Exercise objective -
Only lines with the word "will" are needed; collect each of them from the listing below.
** Start Given data **
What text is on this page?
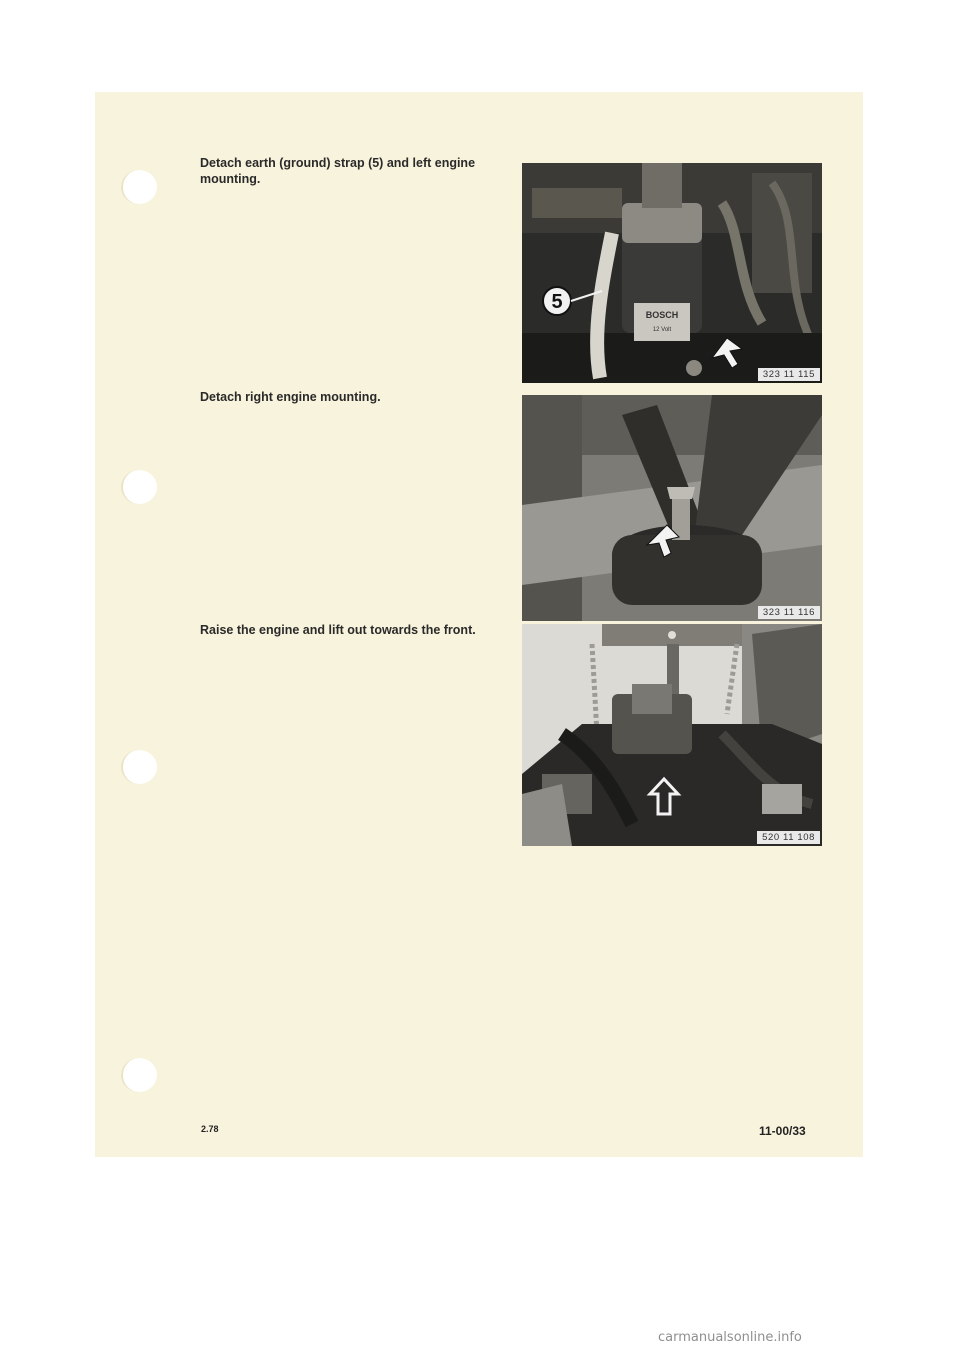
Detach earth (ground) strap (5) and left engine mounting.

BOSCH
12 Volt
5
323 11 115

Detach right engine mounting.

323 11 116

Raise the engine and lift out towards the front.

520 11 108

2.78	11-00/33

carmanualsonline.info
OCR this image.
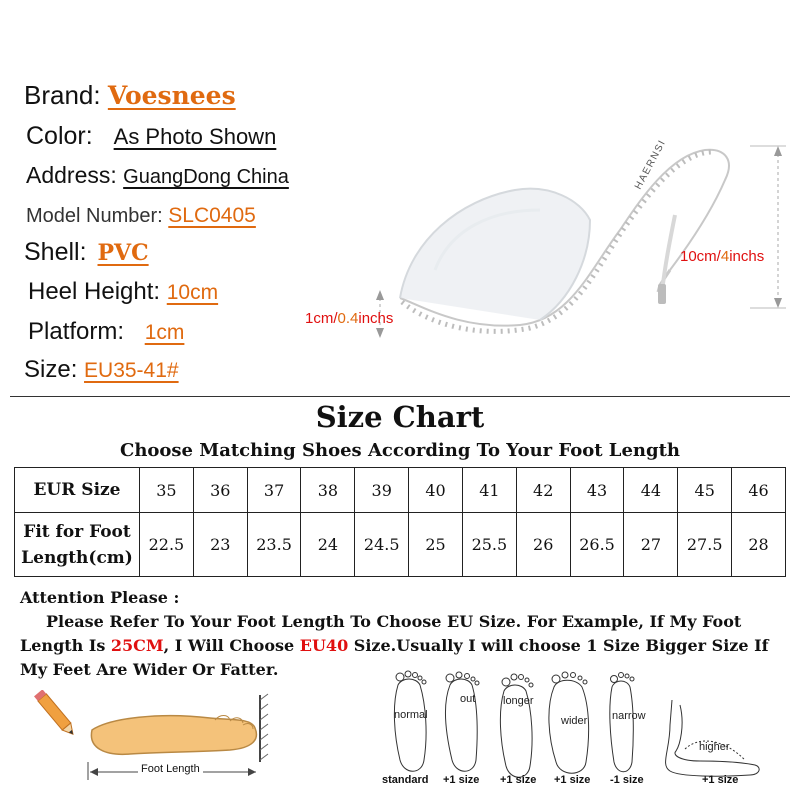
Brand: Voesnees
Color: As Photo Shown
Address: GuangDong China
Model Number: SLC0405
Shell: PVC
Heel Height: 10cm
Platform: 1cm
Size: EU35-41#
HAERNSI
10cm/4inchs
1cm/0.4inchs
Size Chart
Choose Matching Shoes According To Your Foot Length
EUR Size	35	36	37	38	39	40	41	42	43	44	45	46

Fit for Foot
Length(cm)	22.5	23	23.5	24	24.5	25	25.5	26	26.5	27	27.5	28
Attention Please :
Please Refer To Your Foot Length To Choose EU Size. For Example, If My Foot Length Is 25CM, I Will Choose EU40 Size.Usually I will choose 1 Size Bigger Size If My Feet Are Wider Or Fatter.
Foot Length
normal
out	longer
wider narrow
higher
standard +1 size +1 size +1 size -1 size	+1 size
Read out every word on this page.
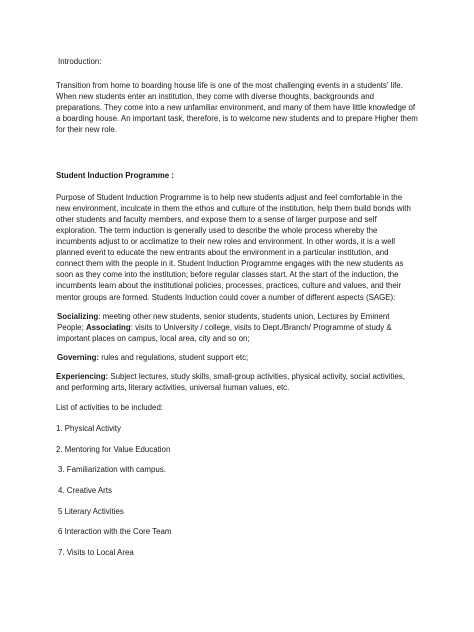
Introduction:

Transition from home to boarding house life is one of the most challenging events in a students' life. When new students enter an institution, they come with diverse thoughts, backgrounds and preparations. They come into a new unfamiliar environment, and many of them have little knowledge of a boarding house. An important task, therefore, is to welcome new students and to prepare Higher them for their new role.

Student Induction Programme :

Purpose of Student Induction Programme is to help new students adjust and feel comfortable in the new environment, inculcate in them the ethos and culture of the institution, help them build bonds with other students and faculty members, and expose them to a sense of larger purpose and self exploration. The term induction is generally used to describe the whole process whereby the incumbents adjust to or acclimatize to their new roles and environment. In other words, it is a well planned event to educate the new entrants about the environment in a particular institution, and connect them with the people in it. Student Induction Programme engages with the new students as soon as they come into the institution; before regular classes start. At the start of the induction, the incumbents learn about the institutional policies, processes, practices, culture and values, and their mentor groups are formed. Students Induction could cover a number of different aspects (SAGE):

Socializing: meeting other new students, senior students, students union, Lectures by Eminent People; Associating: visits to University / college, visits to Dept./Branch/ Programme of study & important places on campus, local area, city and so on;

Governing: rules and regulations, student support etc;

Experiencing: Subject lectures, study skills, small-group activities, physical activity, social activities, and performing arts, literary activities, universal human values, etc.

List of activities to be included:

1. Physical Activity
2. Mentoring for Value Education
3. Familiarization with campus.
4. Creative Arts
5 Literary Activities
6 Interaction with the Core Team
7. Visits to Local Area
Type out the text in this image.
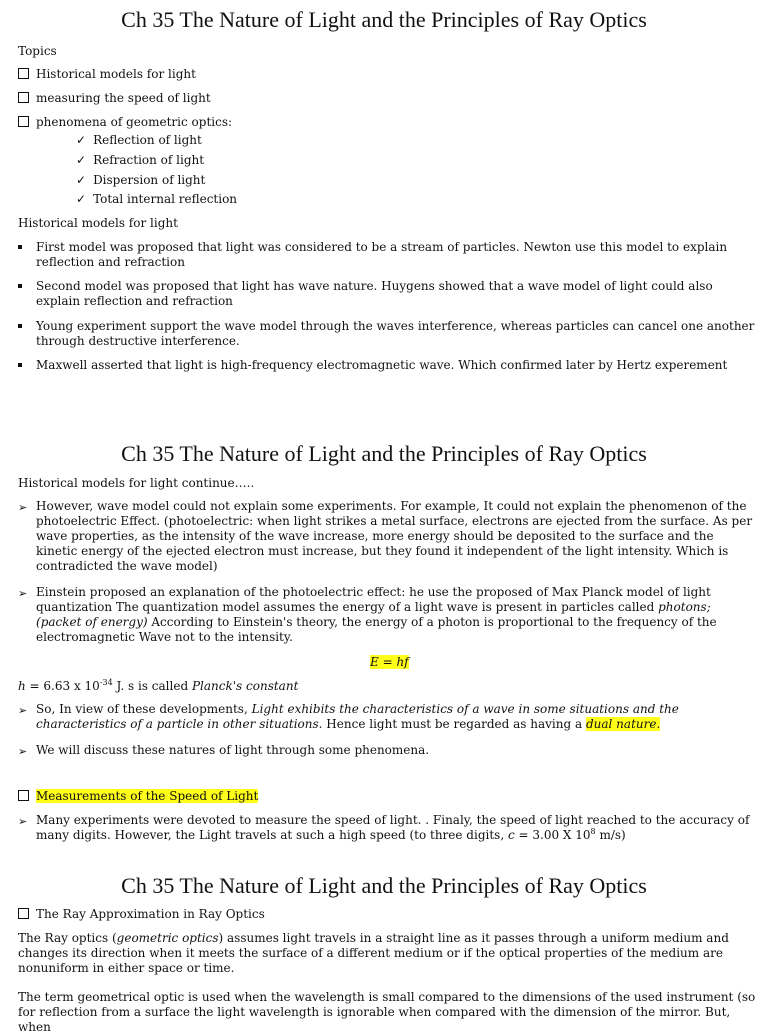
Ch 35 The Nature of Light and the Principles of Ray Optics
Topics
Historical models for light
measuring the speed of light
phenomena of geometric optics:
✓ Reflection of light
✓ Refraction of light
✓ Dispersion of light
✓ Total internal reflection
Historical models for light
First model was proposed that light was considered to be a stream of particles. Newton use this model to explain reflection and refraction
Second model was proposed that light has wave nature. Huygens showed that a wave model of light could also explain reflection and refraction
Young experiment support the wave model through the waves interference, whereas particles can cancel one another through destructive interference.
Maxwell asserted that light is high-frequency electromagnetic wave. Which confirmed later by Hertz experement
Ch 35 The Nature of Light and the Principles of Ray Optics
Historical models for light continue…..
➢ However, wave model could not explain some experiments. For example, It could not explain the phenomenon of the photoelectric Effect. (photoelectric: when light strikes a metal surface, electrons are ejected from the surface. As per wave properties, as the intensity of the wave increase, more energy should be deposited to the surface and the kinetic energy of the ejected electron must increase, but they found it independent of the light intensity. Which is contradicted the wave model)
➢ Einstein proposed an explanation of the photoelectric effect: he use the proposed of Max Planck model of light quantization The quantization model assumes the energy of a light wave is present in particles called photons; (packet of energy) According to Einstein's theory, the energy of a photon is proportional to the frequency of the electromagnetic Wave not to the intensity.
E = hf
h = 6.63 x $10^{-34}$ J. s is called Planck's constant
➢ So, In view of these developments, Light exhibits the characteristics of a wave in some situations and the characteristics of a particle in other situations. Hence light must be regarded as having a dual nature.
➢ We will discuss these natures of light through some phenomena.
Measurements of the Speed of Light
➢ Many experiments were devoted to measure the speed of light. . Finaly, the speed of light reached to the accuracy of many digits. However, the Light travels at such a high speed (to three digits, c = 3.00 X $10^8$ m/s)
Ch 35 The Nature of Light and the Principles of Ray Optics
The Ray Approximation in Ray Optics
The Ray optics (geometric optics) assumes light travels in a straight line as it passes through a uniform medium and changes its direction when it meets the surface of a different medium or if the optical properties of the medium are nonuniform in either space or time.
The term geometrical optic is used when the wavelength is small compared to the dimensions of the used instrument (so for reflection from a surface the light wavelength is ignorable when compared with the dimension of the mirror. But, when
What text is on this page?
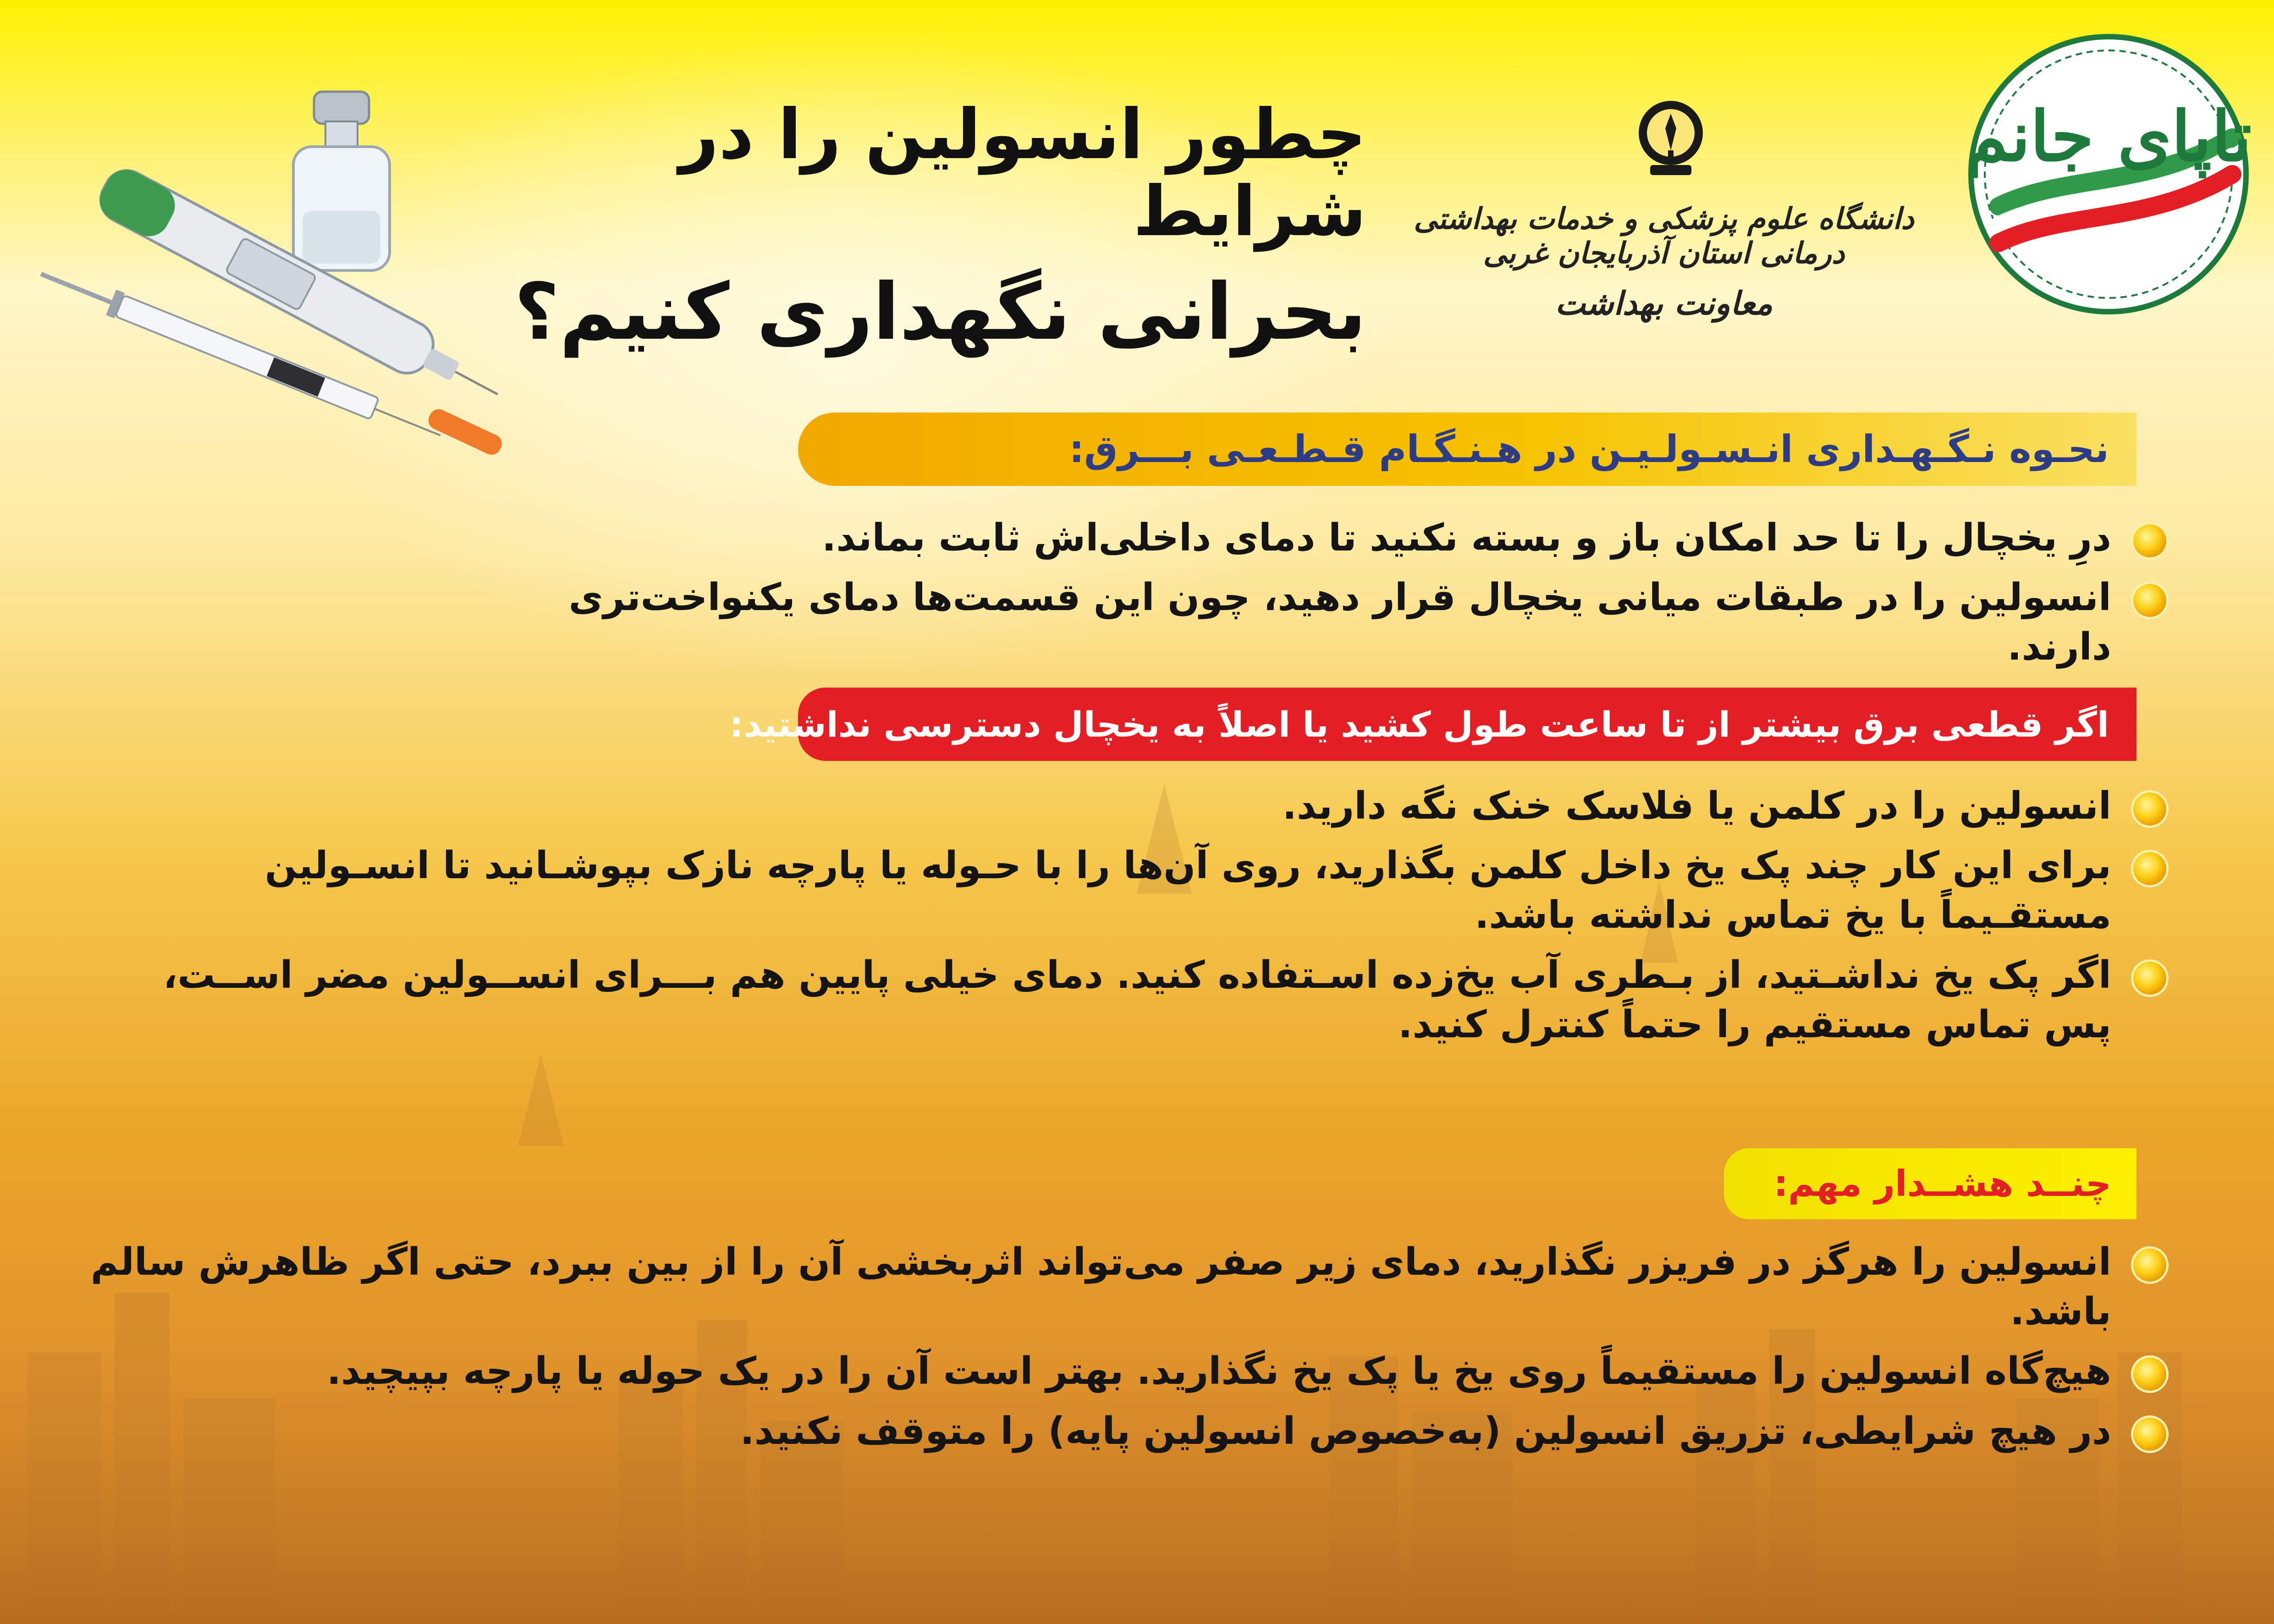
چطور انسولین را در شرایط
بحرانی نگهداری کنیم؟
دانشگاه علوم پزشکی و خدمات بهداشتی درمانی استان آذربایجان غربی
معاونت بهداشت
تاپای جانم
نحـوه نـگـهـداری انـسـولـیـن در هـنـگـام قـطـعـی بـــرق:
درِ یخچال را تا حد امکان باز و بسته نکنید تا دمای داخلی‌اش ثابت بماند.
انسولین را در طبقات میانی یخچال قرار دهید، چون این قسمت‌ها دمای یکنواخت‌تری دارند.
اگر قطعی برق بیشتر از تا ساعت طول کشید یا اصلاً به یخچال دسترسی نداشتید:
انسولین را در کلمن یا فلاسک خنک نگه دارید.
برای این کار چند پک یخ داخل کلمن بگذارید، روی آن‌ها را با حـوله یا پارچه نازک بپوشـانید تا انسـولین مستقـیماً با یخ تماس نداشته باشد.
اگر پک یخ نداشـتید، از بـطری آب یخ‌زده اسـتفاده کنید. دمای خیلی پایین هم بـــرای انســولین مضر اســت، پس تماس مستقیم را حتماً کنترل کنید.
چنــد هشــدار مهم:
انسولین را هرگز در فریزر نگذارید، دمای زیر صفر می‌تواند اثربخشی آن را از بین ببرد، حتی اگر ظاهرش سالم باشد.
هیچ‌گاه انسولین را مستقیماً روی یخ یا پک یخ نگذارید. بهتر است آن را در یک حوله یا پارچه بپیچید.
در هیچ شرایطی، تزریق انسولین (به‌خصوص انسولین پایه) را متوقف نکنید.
** End Given data **
Task response -
Please Refer To Your Foot Length To Choose EU Size. For Example, If My Foot Length Is 25CM, I Will Choose EU40 Size.Usually I will choose 1 Size Bigger Size If My Feet Are Wider Or Fatter.
➢ We will discuss these natures of light through some phenomena.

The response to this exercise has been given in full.